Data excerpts
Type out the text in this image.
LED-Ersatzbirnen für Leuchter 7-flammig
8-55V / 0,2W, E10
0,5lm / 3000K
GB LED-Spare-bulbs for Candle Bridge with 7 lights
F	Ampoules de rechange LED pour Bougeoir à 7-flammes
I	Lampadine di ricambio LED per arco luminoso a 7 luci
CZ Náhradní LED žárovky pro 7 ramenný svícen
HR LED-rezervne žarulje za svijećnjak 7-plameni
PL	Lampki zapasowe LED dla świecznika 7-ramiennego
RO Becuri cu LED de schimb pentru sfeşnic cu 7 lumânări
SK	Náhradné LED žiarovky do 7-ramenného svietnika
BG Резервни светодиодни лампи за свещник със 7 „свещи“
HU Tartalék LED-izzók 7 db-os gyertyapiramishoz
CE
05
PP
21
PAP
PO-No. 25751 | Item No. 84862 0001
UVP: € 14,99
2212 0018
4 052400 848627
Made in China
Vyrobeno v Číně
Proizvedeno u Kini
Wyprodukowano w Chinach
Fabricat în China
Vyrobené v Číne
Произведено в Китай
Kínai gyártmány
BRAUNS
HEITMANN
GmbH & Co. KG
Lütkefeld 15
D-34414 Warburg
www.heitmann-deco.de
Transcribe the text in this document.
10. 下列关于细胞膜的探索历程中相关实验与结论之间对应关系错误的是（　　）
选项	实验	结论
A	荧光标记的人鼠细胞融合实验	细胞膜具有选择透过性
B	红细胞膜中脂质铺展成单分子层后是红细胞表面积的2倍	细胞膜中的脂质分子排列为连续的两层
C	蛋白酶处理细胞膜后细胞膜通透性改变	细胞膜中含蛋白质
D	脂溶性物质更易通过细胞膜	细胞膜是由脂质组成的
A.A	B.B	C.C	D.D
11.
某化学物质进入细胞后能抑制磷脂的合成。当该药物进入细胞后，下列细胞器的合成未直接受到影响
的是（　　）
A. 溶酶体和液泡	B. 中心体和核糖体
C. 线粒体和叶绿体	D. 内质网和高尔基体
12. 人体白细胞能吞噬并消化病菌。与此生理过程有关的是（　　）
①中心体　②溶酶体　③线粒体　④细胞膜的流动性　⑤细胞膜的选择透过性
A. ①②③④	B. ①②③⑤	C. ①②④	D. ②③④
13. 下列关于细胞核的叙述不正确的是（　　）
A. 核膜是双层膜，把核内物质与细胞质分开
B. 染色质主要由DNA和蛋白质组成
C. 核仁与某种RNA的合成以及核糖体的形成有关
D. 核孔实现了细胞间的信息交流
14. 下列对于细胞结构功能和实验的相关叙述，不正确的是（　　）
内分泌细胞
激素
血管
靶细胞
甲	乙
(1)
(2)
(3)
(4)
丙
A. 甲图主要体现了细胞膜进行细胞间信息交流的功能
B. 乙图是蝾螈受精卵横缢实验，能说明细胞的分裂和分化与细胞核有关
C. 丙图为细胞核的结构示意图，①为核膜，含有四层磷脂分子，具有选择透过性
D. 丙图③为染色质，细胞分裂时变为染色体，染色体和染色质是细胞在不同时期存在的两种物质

**SET PROBLEM**
Look through the listing above and count the lines where the string "text" appears. Report the number only.

**EXERCISE ANSWER**
2